Transcribe the records that follow exactly. Skip the pictures.

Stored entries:
<<<<

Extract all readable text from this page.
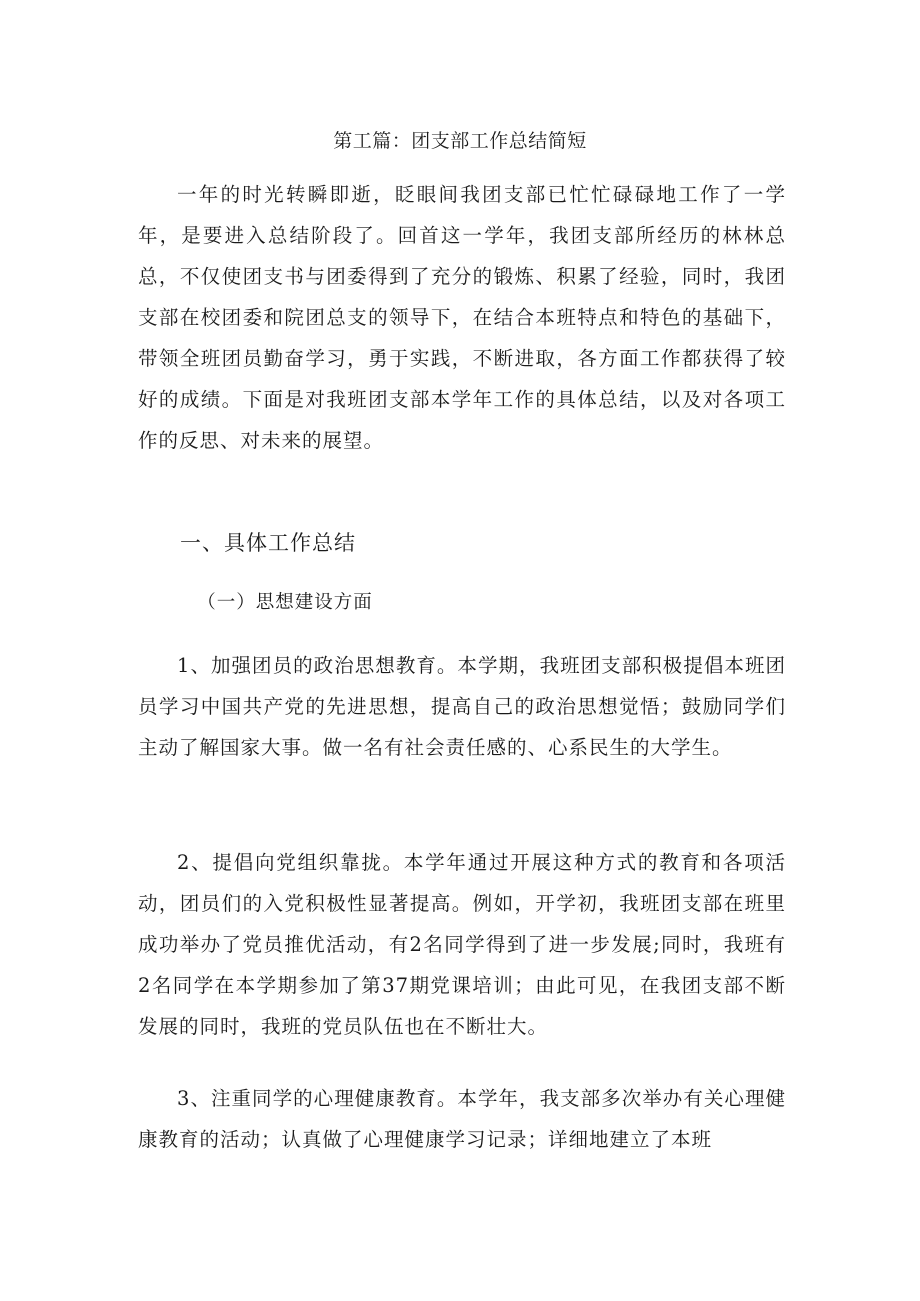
第工篇：团支部工作总结简短

一年的时光转瞬即逝，眨眼间我团支部已忙忙碌碌地工作了一学年，是要进入总结阶段了。回首这一学年，我团支部所经历的林林总总，不仅使团支书与团委得到了充分的锻炼、积累了经验，同时，我团支部在校团委和院团总支的领导下，在结合本班特点和特色的基础下，带领全班团员勤奋学习，勇于实践，不断进取，各方面工作都获得了较好的成绩。下面是对我班团支部本学年工作的具体总结，以及对各项工作的反思、对未来的展望。

一、具体工作总结

（一）思想建设方面

1、加强团员的政治思想教育。本学期，我班团支部积极提倡本班团员学习中国共产党的先进思想，提高自己的政治思想觉悟；鼓励同学们主动了解国家大事。做一名有社会责任感的、心系民生的大学生。

2、提倡向党组织靠拢。本学年通过开展这种方式的教育和各项活动，团员们的入党积极性显著提高。例如，开学初，我班团支部在班里成功举办了党员推优活动，有2名同学得到了进一步发展;同时，我班有2名同学在本学期参加了第37期党课培训；由此可见，在我团支部不断发展的同时，我班的党员队伍也在不断壮大。

3、注重同学的心理健康教育。本学年，我支部多次举办有关心理健康教育的活动；认真做了心理健康学习记录；详细地建立了本班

>>>>

*Final result*:
Extract all readable text from this page.
第工篇：团支部工作总结简短

一年的时光转瞬即逝，眨眼间我团支部已忙忙碌碌地工作了一学年，是要进入总结阶段了。回首这一学年，我团支部所经历的林林总总，不仅使团支书与团委得到了充分的锻炼、积累了经验，同时，我团支部在校团委和院团总支的领导下，在结合本班特点和特色的基础下，带领全班团员勤奋学习，勇于实践，不断进取，各方面工作都获得了较好的成绩。下面是对我班团支部本学年工作的具体总结，以及对各项工作的反思、对未来的展望。

一、具体工作总结

（一）思想建设方面

1、加强团员的政治思想教育。本学期，我班团支部积极提倡本班团员学习中国共产党的先进思想，提高自己的政治思想觉悟；鼓励同学们主动了解国家大事。做一名有社会责任感的、心系民生的大学生。

2、提倡向党组织靠拢。本学年通过开展这种方式的教育和各项活动，团员们的入党积极性显著提高。例如，开学初，我班团支部在班里成功举办了党员推优活动，有2名同学得到了进一步发展;同时，我班有2名同学在本学期参加了第37期党课培训；由此可见，在我团支部不断发展的同时，我班的党员队伍也在不断壮大。

3、注重同学的心理健康教育。本学年，我支部多次举办有关心理健康教育的活动；认真做了心理健康学习记录；详细地建立了本班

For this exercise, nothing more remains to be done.